### Saved entries
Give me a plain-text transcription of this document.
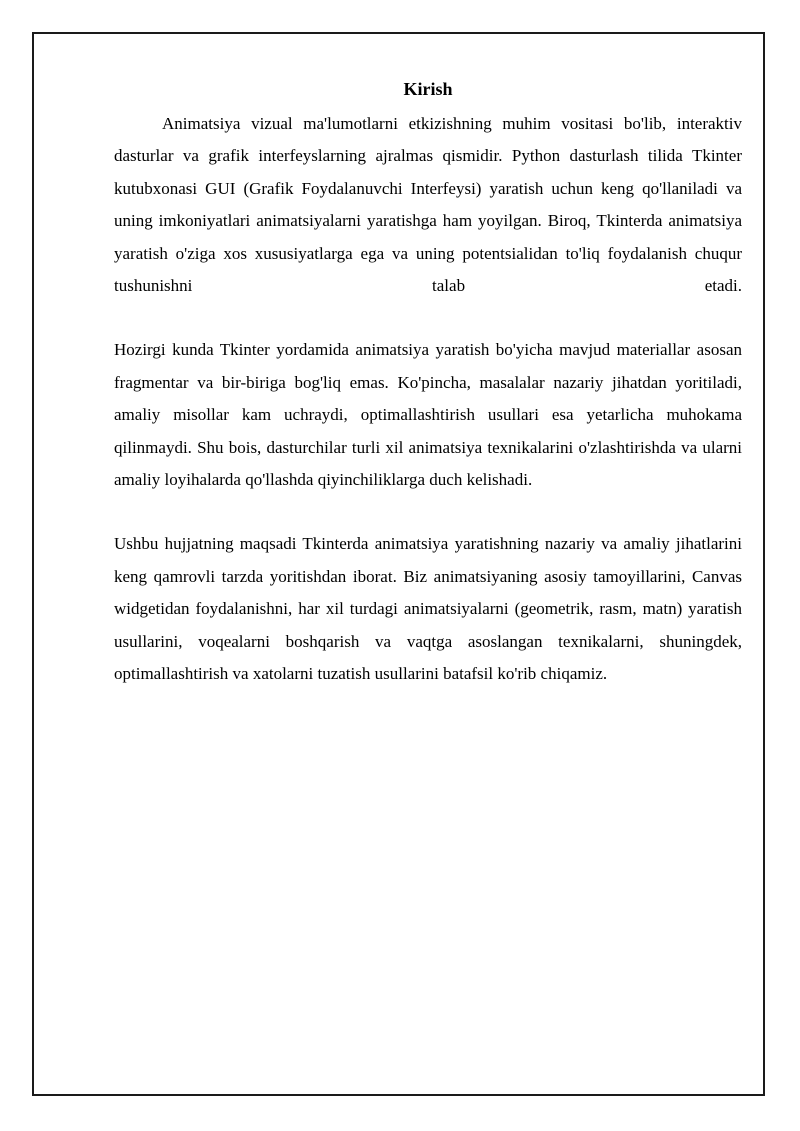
Kirish

Animatsiya vizual ma'lumotlarni etkizishning muhim vositasi bo'lib, interaktiv dasturlar va grafik interfeyslarning ajralmas qismidir. Python dasturlash tilida Tkinter kutubxonasi GUI (Grafik Foydalanuvchi Interfeysi) yaratish uchun keng qo'llaniladi va uning imkoniyatlari animatsiyalarni yaratishga ham yoyilgan. Biroq, Tkinterda animatsiya yaratish o'ziga xos xususiyatlarga ega va uning potentsialidan to'liq foydalanish chuqur tushunishni talab etadi.

Hozirgi kunda Tkinter yordamida animatsiya yaratish bo'yicha mavjud materiallar asosan fragmentar va bir-biriga bog'liq emas. Ko'pincha, masalalar nazariy jihatdan yoritiladi, amaliy misollar kam uchraydi, optimallashtirish usullari esa yetarlicha muhokama qilinmaydi. Shu bois, dasturchilar turli xil animatsiya texnikalarini o'zlashtirishda va ularni amaliy loyihalarda qo'llashda qiyinchiliklarga duch kelishadi.

Ushbu hujjatning maqsadi Tkinterda animatsiya yaratishning nazariy va amaliy jihatlarini keng qamrovli tarzda yoritishdan iborat. Biz animatsiyaning asosiy tamoyillarini, Canvas widgetidan foydalanishni, har xil turdagi animatsiyalarni (geometrik, rasm, matn) yaratish usullarini, voqealarni boshqarish va vaqtga asoslangan texnikalarni, shuningdek, optimallashtirish va xatolarni tuzatish usullarini batafsil ko'rib chiqamiz.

### Aim
Show all lines from the records above where the word "yaratish" occurs.

### Response to this exercise
Animatsiya vizual ma'lumotlarni etkizishning muhim vositasi bo'lib, interaktiv dasturlar va grafik interfeyslarning ajralmas qismidir. Python dasturlash tilida Tkinter kutubxonasi GUI (Grafik Foydalanuvchi Interfeysi) yaratish uchun keng qo'llaniladi va uning imkoniyatlari animatsiyalarni yaratishga ham yoyilgan. Biroq, Tkinterda animatsiya yaratish o'ziga xos xususiyatlarga ega va uning potentsialidan to'liq foydalanish chuqur tushunishni talab etadi.
Hozirgi kunda Tkinter yordamida animatsiya yaratish bo'yicha mavjud materiallar asosan fragmentar va bir-biriga bog'liq emas. Ko'pincha, masalalar nazariy jihatdan yoritiladi, amaliy misollar kam uchraydi, optimallashtirish usullari esa yetarlicha muhokama qilinmaydi. Shu bois, dasturchilar turli xil animatsiya texnikalarini o'zlashtirishda va ularni amaliy loyihalarda qo'llashda qiyinchiliklarga duch kelishadi.
Ushbu hujjatning maqsadi Tkinterda animatsiya yaratishning nazariy va amaliy jihatlarini keng qamrovli tarzda yoritishdan iborat. Biz animatsiyaning asosiy tamoyillarini, Canvas widgetidan foydalanishni, har xil turdagi animatsiyalarni (geometrik, rasm, matn) yaratish usullarini, voqealarni boshqarish va vaqtga asoslangan texnikalarni, shuningdek, optimallashtirish va xatolarni tuzatish usullarini batafsil ko'rib chiqamiz.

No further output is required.